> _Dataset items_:
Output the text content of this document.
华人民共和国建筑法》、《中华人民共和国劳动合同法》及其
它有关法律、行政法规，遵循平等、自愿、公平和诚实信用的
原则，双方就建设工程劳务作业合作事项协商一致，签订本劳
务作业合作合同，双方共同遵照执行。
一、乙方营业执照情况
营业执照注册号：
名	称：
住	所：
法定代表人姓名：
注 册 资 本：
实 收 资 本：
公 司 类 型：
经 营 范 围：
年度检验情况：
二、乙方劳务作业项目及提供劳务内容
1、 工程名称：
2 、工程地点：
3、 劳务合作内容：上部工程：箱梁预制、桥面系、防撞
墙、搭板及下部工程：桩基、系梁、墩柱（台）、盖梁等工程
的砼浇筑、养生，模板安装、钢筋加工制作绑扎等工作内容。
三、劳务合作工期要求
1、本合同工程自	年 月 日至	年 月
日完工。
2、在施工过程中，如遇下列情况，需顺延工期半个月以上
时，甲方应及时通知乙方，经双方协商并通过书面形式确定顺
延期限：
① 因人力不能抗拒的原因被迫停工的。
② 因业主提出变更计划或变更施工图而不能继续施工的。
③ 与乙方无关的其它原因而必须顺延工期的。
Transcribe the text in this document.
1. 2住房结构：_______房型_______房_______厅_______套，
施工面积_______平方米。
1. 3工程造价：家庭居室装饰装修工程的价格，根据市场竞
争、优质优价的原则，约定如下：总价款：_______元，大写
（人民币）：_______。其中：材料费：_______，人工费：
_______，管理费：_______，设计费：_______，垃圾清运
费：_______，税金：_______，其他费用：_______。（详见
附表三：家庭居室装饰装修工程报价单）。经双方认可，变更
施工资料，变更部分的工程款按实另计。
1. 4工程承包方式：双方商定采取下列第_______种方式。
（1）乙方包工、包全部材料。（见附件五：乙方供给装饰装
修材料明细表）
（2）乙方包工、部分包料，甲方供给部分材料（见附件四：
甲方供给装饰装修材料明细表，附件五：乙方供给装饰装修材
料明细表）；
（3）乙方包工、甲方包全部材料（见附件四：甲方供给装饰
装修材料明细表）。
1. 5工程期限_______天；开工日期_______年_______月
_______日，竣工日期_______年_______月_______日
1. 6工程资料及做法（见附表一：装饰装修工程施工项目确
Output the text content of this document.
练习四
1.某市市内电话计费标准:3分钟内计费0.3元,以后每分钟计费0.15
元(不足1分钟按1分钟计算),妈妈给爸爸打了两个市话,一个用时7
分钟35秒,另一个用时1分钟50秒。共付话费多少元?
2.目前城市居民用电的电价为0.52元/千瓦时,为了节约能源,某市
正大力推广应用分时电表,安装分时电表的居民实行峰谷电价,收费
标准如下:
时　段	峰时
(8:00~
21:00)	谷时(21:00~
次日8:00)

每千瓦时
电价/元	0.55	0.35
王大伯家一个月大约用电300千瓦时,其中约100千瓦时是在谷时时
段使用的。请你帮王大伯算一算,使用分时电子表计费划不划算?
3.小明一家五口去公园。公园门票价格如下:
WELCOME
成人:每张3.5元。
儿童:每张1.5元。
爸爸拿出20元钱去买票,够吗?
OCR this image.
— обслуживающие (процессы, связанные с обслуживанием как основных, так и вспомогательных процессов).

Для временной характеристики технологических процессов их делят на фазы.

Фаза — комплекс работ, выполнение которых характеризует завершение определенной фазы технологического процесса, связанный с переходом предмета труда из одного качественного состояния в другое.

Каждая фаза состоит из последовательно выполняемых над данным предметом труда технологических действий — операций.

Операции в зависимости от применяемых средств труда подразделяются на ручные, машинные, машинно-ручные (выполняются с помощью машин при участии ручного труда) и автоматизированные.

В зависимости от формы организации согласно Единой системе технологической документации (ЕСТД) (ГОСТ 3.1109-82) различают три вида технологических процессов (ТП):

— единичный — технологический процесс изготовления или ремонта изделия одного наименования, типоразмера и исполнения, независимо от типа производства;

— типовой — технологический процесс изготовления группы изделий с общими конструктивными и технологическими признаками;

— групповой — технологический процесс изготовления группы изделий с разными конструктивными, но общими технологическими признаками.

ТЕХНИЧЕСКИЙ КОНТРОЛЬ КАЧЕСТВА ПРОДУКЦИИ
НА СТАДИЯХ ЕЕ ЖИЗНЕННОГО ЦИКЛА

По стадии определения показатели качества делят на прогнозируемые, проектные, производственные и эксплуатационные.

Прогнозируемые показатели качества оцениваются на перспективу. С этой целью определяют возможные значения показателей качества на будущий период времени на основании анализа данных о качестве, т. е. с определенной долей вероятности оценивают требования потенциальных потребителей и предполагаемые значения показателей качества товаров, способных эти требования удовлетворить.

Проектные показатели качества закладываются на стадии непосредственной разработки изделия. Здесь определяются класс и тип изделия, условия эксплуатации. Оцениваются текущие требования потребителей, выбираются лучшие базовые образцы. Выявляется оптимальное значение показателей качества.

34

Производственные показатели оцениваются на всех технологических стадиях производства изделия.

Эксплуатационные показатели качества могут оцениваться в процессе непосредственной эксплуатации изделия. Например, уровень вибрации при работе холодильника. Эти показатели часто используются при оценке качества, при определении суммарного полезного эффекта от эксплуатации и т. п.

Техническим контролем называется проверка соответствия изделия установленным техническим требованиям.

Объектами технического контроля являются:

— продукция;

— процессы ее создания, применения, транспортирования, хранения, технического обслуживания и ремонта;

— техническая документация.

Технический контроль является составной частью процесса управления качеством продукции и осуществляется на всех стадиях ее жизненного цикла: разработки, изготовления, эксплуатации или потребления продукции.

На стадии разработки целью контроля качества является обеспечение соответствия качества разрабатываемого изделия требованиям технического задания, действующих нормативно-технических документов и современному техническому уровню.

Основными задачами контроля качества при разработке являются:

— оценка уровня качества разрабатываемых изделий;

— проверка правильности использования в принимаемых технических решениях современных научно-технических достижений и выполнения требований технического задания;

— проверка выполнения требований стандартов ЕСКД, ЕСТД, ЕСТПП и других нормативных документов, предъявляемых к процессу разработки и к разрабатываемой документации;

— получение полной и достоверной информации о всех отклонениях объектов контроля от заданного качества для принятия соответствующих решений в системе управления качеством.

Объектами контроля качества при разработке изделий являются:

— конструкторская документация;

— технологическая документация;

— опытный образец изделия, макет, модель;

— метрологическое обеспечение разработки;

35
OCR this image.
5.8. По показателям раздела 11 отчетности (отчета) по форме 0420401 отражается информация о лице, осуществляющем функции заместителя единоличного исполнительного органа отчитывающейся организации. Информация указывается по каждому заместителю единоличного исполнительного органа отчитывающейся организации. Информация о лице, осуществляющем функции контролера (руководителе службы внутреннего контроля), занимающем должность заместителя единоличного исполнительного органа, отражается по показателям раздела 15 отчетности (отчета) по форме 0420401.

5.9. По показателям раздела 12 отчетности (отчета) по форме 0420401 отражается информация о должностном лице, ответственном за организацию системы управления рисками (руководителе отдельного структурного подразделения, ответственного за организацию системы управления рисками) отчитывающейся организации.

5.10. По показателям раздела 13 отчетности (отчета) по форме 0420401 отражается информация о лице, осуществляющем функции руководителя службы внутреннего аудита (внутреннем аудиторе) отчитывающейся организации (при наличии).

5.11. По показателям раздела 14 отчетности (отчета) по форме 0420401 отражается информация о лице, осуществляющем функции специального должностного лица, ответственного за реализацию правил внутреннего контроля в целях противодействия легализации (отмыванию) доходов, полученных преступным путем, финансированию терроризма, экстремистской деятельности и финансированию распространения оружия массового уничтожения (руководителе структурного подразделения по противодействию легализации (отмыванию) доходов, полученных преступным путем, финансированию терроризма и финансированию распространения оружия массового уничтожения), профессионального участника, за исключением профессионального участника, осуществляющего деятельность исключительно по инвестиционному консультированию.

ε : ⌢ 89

> _PROBLEM_: Only lines that contain the word "производства" are wanted; copy each of them.

> _SOLUTION FOR THIS PROBLEM_:
— единичный — технологический процесс изготовления или ремонта изделия одного наименования, типоразмера и исполнения, независимо от типа производства;
Производственные показатели оцениваются на всех технологических стадиях производства изделия.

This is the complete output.